(Extracted records)

* start *

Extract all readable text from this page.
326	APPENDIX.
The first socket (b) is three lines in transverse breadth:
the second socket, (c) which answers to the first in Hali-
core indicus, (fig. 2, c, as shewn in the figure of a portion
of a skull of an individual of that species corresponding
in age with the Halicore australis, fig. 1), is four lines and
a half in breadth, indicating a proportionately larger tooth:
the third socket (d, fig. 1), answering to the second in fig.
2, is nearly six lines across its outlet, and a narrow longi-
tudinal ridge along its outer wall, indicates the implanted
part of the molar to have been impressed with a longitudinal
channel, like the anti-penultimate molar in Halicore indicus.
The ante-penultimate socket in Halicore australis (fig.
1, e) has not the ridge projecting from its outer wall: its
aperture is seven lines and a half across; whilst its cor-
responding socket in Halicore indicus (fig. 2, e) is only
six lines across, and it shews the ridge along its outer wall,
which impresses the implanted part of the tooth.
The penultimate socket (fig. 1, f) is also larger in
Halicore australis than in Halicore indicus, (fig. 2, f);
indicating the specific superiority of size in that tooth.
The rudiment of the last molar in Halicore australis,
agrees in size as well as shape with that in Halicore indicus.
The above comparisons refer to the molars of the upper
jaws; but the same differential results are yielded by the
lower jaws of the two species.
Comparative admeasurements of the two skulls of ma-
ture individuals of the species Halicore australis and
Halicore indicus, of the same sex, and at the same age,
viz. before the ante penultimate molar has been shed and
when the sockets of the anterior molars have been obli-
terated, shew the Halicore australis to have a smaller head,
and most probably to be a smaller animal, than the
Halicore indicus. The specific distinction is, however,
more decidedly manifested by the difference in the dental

* end *

## Task objective
Using the records given above, list every line that includes the word "than".

## Final result
Halicore australis than in Halicore indicus, (fig. 2, f);
and most probably to be a smaller animal, than the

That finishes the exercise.